• _RECORDS FOR THIS TASK_

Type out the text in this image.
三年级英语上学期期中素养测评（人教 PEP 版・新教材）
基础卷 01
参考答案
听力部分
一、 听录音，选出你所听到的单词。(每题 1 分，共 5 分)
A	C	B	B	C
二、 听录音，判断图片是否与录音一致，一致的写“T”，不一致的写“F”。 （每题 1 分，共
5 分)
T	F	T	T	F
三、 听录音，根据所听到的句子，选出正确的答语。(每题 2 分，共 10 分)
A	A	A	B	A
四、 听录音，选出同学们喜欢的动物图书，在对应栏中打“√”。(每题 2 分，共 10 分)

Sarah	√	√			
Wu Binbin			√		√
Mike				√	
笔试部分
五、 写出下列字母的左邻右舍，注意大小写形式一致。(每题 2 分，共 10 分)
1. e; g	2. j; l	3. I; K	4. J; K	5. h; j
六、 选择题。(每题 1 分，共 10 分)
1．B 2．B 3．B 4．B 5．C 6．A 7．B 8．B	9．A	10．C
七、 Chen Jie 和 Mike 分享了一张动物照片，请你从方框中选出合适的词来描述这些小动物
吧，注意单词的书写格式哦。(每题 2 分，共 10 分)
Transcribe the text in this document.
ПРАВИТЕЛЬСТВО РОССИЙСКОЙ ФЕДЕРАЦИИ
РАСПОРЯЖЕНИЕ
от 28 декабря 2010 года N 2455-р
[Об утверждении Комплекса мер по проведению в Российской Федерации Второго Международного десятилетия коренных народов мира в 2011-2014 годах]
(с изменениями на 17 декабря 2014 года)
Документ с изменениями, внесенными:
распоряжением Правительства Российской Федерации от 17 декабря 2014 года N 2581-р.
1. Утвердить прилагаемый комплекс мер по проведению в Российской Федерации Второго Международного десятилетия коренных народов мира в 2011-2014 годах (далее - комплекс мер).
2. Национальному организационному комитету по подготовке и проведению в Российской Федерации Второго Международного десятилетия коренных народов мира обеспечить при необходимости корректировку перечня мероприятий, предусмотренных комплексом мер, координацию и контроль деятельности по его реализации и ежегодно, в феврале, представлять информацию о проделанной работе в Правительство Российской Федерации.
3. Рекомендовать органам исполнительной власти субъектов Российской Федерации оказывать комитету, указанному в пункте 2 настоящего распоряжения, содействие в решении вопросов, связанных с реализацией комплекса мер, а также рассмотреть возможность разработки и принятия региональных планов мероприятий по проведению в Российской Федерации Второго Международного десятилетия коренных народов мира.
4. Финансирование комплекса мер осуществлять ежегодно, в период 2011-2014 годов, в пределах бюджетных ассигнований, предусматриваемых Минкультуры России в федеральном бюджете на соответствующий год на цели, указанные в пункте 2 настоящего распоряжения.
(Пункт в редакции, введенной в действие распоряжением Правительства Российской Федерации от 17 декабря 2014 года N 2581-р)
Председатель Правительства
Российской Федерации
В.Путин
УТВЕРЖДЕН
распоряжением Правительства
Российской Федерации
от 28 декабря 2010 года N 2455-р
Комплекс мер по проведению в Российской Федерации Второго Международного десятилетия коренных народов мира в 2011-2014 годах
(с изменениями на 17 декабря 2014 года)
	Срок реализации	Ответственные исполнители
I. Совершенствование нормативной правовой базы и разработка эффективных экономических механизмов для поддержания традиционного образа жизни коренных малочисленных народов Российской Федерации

• _DIRECTION_
Copy out each record exactly as given, omitting none.

• _RESPONSE TO THIS TASK_
Type out the text in this image.
三年级英语上学期期中素养测评（人教 PEP 版・新教材）
基础卷 01
参考答案
听力部分
一、 听录音，选出你所听到的单词。(每题 1 分，共 5 分)
A	C	B	B	C
二、 听录音，判断图片是否与录音一致，一致的写“T”，不一致的写“F”。 （每题 1 分，共
5 分)
T	F	T	T	F
三、 听录音，根据所听到的句子，选出正确的答语。(每题 2 分，共 10 分)
A	A	A	B	A
四、 听录音，选出同学们喜欢的动物图书，在对应栏中打“√”。(每题 2 分，共 10 分)

Sarah	√	√			
Wu Binbin			√		√
Mike				√	
笔试部分
五、 写出下列字母的左邻右舍，注意大小写形式一致。(每题 2 分，共 10 分)
1. e; g	2. j; l	3. I; K	4. J; K	5. h; j
六、 选择题。(每题 1 分，共 10 分)
1．B 2．B 3．B 4．B 5．C 6．A 7．B 8．B	9．A	10．C
七、 Chen Jie 和 Mike 分享了一张动物照片，请你从方框中选出合适的词来描述这些小动物
吧，注意单词的书写格式哦。(每题 2 分，共 10 分)
Transcribe the text in this document.
ПРАВИТЕЛЬСТВО РОССИЙСКОЙ ФЕДЕРАЦИИ
РАСПОРЯЖЕНИЕ
от 28 декабря 2010 года N 2455-р
[Об утверждении Комплекса мер по проведению в Российской Федерации Второго Международного десятилетия коренных народов мира в 2011-2014 годах]
(с изменениями на 17 декабря 2014 года)
Документ с изменениями, внесенными:
распоряжением Правительства Российской Федерации от 17 декабря 2014 года N 2581-р.
1. Утвердить прилагаемый комплекс мер по проведению в Российской Федерации Второго Международного десятилетия коренных народов мира в 2011-2014 годах (далее - комплекс мер).
2. Национальному организационному комитету по подготовке и проведению в Российской Федерации Второго Международного десятилетия коренных народов мира обеспечить при необходимости корректировку перечня мероприятий, предусмотренных комплексом мер, координацию и контроль деятельности по его реализации и ежегодно, в феврале, представлять информацию о проделанной работе в Правительство Российской Федерации.
3. Рекомендовать органам исполнительной власти субъектов Российской Федерации оказывать комитету, указанному в пункте 2 настоящего распоряжения, содействие в решении вопросов, связанных с реализацией комплекса мер, а также рассмотреть возможность разработки и принятия региональных планов мероприятий по проведению в Российской Федерации Второго Международного десятилетия коренных народов мира.
4. Финансирование комплекса мер осуществлять ежегодно, в период 2011-2014 годов, в пределах бюджетных ассигнований, предусматриваемых Минкультуры России в федеральном бюджете на соответствующий год на цели, указанные в пункте 2 настоящего распоряжения.
(Пункт в редакции, введенной в действие распоряжением Правительства Российской Федерации от 17 декабря 2014 года N 2581-р)
Председатель Правительства
Российской Федерации
В.Путин
УТВЕРЖДЕН
распоряжением Правительства
Российской Федерации
от 28 декабря 2010 года N 2455-р
Комплекс мер по проведению в Российской Федерации Второго Международного десятилетия коренных народов мира в 2011-2014 годах
(с изменениями на 17 декабря 2014 года)
	Срок реализации	Ответственные исполнители
I. Совершенствование нормативной правовой базы и разработка эффективных экономических механизмов для поддержания традиционного образа жизни коренных малочисленных народов Российской Федерации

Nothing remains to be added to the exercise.